**EXERCISE GOAL**
Output the data word for word, dropping every image.

**RECORD EXCERPTS**
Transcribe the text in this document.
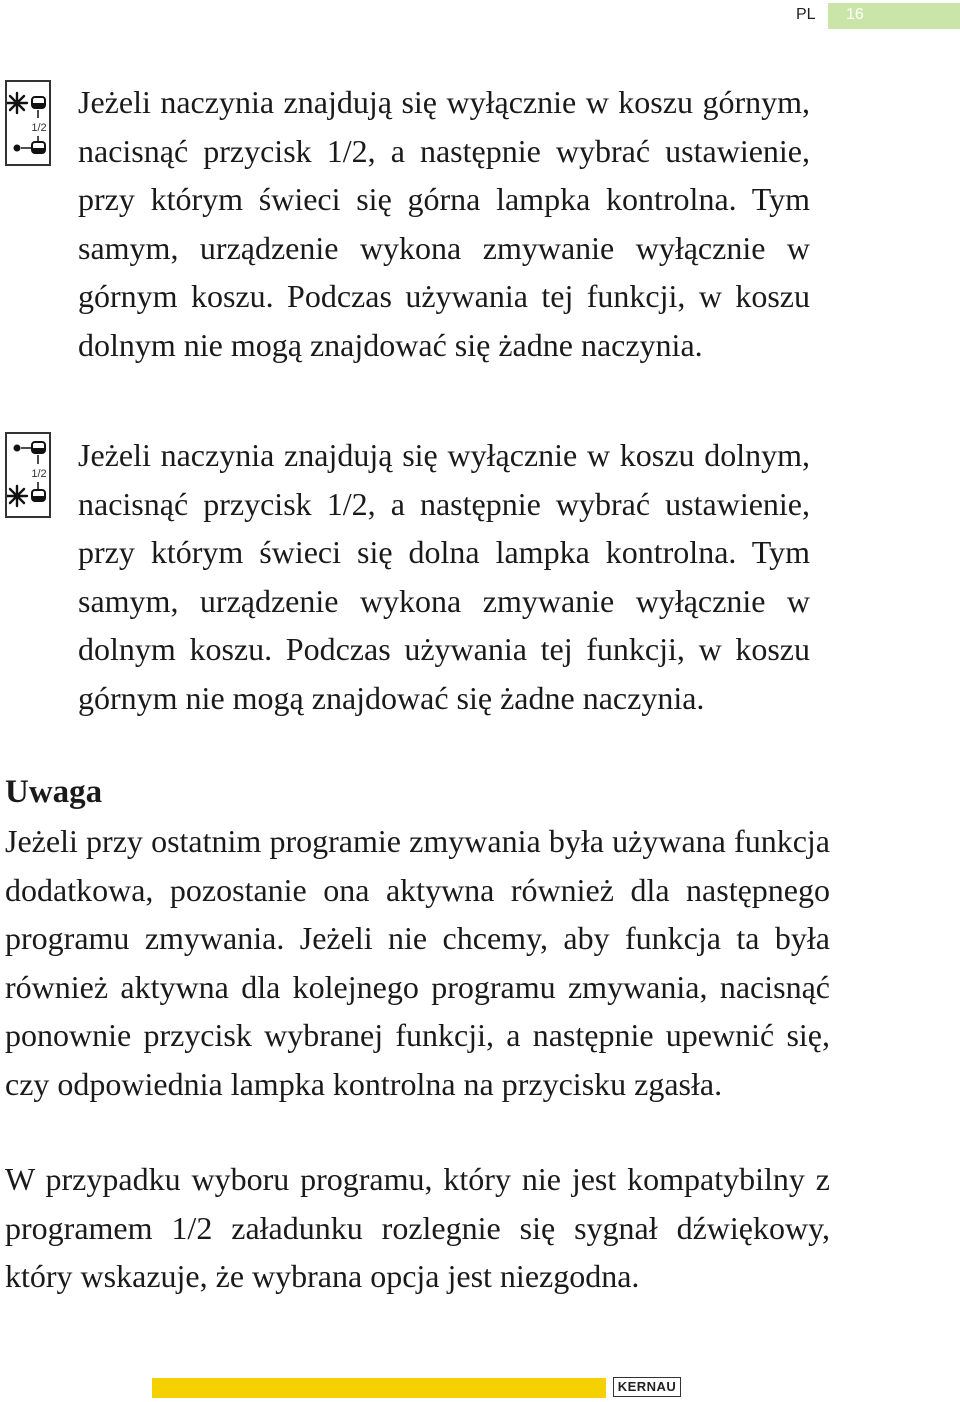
PL 16
1/2
Jeżeli naczynia znajdują się wyłącznie w koszu górnym, nacisnąć przycisk 1/2, a następnie wybrać ustawienie, przy którym świeci się górna lampka kontrolna. Tym samym, urządzenie wykona zmywanie wyłącznie w górnym koszu. Podczas używania tej funkcji, w koszu dolnym nie mogą znajdować się żadne naczynia.
1/2
Jeżeli naczynia znajdują się wyłącznie w koszu dolnym, nacisnąć przycisk 1/2, a następnie wybrać ustawienie, przy którym świeci się dolna lampka kontrolna. Tym samym, urządzenie wykona zmywanie wyłącznie w dolnym koszu. Podczas używania tej funkcji, w koszu górnym nie mogą znajdować się żadne naczynia.
Uwaga
Jeżeli przy ostatnim programie zmywania była używana funkcja dodatkowa, pozostanie ona aktywna również dla następnego programu zmywania. Jeżeli nie chcemy, aby funkcja ta była również aktywna dla kolejnego programu zmywania, nacisnąć ponownie przycisk wybranej funkcji, a następnie upewnić się, czy odpowiednia lampka kontrolna na przycisku zgasła.
W przypadku wyboru programu, który nie jest kompatybilny z programem 1/2 załadunku rozlegnie się sygnał dźwiękowy, który wskazuje, że wybrana opcja jest niezgodna.
KERNAU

**RESULT OF THIS TASK**
Transcribe the text in this document.
PL 16
1/2
Jeżeli naczynia znajdują się wyłącznie w koszu górnym, nacisnąć przycisk 1/2, a następnie wybrać ustawienie, przy którym świeci się górna lampka kontrolna. Tym samym, urządzenie wykona zmywanie wyłącznie w górnym koszu. Podczas używania tej funkcji, w koszu dolnym nie mogą znajdować się żadne naczynia.
1/2
Jeżeli naczynia znajdują się wyłącznie w koszu dolnym, nacisnąć przycisk 1/2, a następnie wybrać ustawienie, przy którym świeci się dolna lampka kontrolna. Tym samym, urządzenie wykona zmywanie wyłącznie w dolnym koszu. Podczas używania tej funkcji, w koszu górnym nie mogą znajdować się żadne naczynia.
Uwaga
Jeżeli przy ostatnim programie zmywania była używana funkcja dodatkowa, pozostanie ona aktywna również dla następnego programu zmywania. Jeżeli nie chcemy, aby funkcja ta była również aktywna dla kolejnego programu zmywania, nacisnąć ponownie przycisk wybranej funkcji, a następnie upewnić się, czy odpowiednia lampka kontrolna na przycisku zgasła.
W przypadku wyboru programu, który nie jest kompatybilny z programem 1/2 załadunku rozlegnie się sygnał dźwiękowy, który wskazuje, że wybrana opcja jest niezgodna.
KERNAU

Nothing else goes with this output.